:: WHAT IS EXPECTED ::
Change every "y-tick-label" in the rows below to "y-axis-value" and write out all the rows again with nothing else altered.
─── EXTRACTED DATA ───
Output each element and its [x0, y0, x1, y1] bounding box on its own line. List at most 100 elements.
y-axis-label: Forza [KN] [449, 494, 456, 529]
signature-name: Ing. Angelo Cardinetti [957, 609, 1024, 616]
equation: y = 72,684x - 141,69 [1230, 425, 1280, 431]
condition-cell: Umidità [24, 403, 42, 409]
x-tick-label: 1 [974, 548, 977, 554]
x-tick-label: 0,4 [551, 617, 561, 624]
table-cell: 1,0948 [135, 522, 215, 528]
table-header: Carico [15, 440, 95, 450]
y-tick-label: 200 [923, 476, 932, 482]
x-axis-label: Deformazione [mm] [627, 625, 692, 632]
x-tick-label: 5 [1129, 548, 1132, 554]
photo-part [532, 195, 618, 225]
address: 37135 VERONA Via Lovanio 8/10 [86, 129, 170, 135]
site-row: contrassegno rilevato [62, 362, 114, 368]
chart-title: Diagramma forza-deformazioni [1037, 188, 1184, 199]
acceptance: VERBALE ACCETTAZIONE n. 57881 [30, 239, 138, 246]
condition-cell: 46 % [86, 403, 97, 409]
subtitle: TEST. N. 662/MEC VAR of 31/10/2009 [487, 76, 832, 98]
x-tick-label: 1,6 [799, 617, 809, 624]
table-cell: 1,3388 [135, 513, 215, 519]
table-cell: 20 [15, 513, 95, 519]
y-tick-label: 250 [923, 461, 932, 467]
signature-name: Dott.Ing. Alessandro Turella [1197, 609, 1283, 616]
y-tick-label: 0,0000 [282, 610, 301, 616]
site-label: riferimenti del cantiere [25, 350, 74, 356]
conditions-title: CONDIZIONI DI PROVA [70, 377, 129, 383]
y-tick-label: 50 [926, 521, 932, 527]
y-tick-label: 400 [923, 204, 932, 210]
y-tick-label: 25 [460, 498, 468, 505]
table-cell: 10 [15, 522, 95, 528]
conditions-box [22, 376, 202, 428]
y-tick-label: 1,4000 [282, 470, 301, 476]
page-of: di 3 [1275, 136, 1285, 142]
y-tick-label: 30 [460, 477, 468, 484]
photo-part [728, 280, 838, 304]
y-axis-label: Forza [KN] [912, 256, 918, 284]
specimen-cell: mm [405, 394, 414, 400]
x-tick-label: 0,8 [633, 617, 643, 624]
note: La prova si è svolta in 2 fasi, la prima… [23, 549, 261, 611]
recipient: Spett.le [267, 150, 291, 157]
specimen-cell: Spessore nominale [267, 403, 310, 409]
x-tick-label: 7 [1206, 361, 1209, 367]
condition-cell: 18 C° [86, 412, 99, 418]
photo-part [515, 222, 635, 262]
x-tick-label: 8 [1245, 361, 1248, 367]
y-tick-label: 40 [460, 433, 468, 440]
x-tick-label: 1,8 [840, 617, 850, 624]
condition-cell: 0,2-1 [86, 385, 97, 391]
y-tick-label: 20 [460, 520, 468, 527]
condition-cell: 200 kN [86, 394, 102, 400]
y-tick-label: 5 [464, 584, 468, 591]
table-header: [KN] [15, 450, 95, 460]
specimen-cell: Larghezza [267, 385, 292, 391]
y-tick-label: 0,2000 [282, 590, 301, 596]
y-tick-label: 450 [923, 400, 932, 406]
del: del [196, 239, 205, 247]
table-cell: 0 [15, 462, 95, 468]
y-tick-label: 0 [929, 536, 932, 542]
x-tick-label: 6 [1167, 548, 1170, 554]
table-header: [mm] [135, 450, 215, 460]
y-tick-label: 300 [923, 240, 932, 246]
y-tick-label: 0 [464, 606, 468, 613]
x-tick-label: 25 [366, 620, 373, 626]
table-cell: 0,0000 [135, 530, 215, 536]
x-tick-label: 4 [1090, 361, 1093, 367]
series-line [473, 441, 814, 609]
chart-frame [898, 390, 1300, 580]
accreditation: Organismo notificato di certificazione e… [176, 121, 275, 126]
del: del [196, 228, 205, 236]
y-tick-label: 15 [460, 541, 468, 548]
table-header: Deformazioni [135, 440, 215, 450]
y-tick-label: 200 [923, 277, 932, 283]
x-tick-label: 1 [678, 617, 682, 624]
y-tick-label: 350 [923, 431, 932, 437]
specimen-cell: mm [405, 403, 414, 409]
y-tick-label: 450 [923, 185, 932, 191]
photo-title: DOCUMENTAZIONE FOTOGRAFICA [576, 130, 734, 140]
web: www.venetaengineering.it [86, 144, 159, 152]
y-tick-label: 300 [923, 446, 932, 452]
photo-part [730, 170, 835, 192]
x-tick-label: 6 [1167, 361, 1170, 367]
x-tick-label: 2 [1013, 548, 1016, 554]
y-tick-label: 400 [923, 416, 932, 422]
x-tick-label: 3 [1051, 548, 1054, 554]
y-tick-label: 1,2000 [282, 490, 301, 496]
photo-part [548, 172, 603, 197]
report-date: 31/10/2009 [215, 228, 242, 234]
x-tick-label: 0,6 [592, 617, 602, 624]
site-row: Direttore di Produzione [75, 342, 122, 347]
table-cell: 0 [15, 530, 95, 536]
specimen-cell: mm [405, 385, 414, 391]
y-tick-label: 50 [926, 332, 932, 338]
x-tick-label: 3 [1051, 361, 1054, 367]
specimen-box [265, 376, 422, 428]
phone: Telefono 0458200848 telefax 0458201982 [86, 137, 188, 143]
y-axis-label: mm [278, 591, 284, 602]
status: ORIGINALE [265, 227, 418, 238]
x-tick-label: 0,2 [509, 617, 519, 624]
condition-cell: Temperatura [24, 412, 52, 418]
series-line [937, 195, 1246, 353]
───
:: COMPLETE ANSWER ::
Output each element and its [x0, y0, x1, y1] bounding box on its own line. List at most 100 elements.
y-axis-label: Forza [KN] [449, 494, 456, 529]
signature-name: Ing. Angelo Cardinetti [957, 609, 1024, 616]
equation: y = 72,684x - 141,69 [1230, 425, 1280, 431]
condition-cell: Umidità [24, 403, 42, 409]
x-tick-label: 1 [974, 548, 977, 554]
x-tick-label: 0,4 [551, 617, 561, 624]
table-cell: 1,0948 [135, 522, 215, 528]
table-header: Carico [15, 440, 95, 450]
y-axis-value: 200 [923, 476, 932, 482]
x-axis-label: Deformazione [mm] [627, 625, 692, 632]
x-tick-label: 5 [1129, 548, 1132, 554]
photo-part [532, 195, 618, 225]
address: 37135 VERONA Via Lovanio 8/10 [86, 129, 170, 135]
site-row: contrassegno rilevato [62, 362, 114, 368]
chart-title: Diagramma forza-deformazioni [1037, 188, 1184, 199]
acceptance: VERBALE ACCETTAZIONE n. 57881 [30, 239, 138, 246]
condition-cell: 46 % [86, 403, 97, 409]
subtitle: TEST. N. 662/MEC VAR of 31/10/2009 [487, 76, 832, 98]
x-tick-label: 1,6 [799, 617, 809, 624]
table-cell: 1,3388 [135, 513, 215, 519]
table-cell: 20 [15, 513, 95, 519]
y-axis-value: 250 [923, 461, 932, 467]
signature-name: Dott.Ing. Alessandro Turella [1197, 609, 1283, 616]
y-axis-value: 0,0000 [282, 610, 301, 616]
site-label: riferimenti del cantiere [25, 350, 74, 356]
conditions-title: CONDIZIONI DI PROVA [70, 377, 129, 383]
y-axis-value: 50 [926, 521, 932, 527]
y-axis-value: 400 [923, 204, 932, 210]
y-axis-value: 25 [460, 498, 468, 505]
table-cell: 10 [15, 522, 95, 528]
conditions-box [22, 376, 202, 428]
y-axis-value: 1,4000 [282, 470, 301, 476]
page-of: di 3 [1275, 136, 1285, 142]
y-axis-value: 30 [460, 477, 468, 484]
photo-part [728, 280, 838, 304]
y-axis-label: Forza [KN] [912, 256, 918, 284]
specimen-cell: mm [405, 394, 414, 400]
x-tick-label: 0,8 [633, 617, 643, 624]
note: La prova si è svolta in 2 fasi, la prima… [23, 549, 261, 611]
recipient: Spett.le [267, 150, 291, 157]
specimen-cell: Spessore nominale [267, 403, 310, 409]
x-tick-label: 7 [1206, 361, 1209, 367]
condition-cell: 18 C° [86, 412, 99, 418]
photo-part [515, 222, 635, 262]
x-tick-label: 8 [1245, 361, 1248, 367]
y-axis-value: 40 [460, 433, 468, 440]
x-tick-label: 1,8 [840, 617, 850, 624]
condition-cell: 0,2-1 [86, 385, 97, 391]
y-axis-value: 20 [460, 520, 468, 527]
condition-cell: 200 kN [86, 394, 102, 400]
y-axis-value: 5 [464, 584, 468, 591]
table-header: [KN] [15, 450, 95, 460]
specimen-cell: Larghezza [267, 385, 292, 391]
y-axis-value: 0,2000 [282, 590, 301, 596]
y-axis-value: 450 [923, 400, 932, 406]
del: del [196, 239, 205, 247]
table-cell: 0 [15, 462, 95, 468]
y-axis-value: 0 [929, 536, 932, 542]
x-tick-label: 6 [1167, 548, 1170, 554]
table-header: [mm] [135, 450, 215, 460]
y-axis-value: 300 [923, 240, 932, 246]
y-axis-value: 0 [464, 606, 468, 613]
x-tick-label: 25 [366, 620, 373, 626]
table-cell: 0,0000 [135, 530, 215, 536]
x-tick-label: 4 [1090, 361, 1093, 367]
series-line [473, 441, 814, 609]
chart-frame [898, 390, 1300, 580]
accreditation: Organismo notificato di certificazione e… [176, 121, 275, 126]
del: del [196, 228, 205, 236]
y-axis-value: 15 [460, 541, 468, 548]
table-header: Deformazioni [135, 440, 215, 450]
y-axis-value: 200 [923, 277, 932, 283]
x-tick-label: 1 [678, 617, 682, 624]
y-axis-value: 350 [923, 431, 932, 437]
specimen-cell: mm [405, 403, 414, 409]
y-axis-value: 450 [923, 185, 932, 191]
photo-title: DOCUMENTAZIONE FOTOGRAFICA [576, 130, 734, 140]
web: www.venetaengineering.it [86, 144, 159, 152]
y-axis-value: 300 [923, 446, 932, 452]
photo-part [730, 170, 835, 192]
x-tick-label: 6 [1167, 361, 1170, 367]
x-tick-label: 2 [1013, 548, 1016, 554]
y-axis-value: 400 [923, 416, 932, 422]
x-tick-label: 3 [1051, 548, 1054, 554]
y-axis-value: 1,2000 [282, 490, 301, 496]
photo-part [548, 172, 603, 197]
report-date: 31/10/2009 [215, 228, 242, 234]
x-tick-label: 0,6 [592, 617, 602, 624]
site-row: Direttore di Produzione [75, 342, 122, 347]
table-cell: 0 [15, 530, 95, 536]
specimen-cell: mm [405, 385, 414, 391]
y-axis-value: 50 [926, 332, 932, 338]
x-tick-label: 3 [1051, 361, 1054, 367]
specimen-box [265, 376, 422, 428]
phone: Telefono 0458200848 telefax 0458201982 [86, 137, 188, 143]
y-axis-label: mm [278, 591, 284, 602]
status: ORIGINALE [265, 227, 418, 238]
x-tick-label: 0,2 [509, 617, 519, 624]
condition-cell: Temperatura [24, 412, 52, 418]
series-line [937, 195, 1246, 353]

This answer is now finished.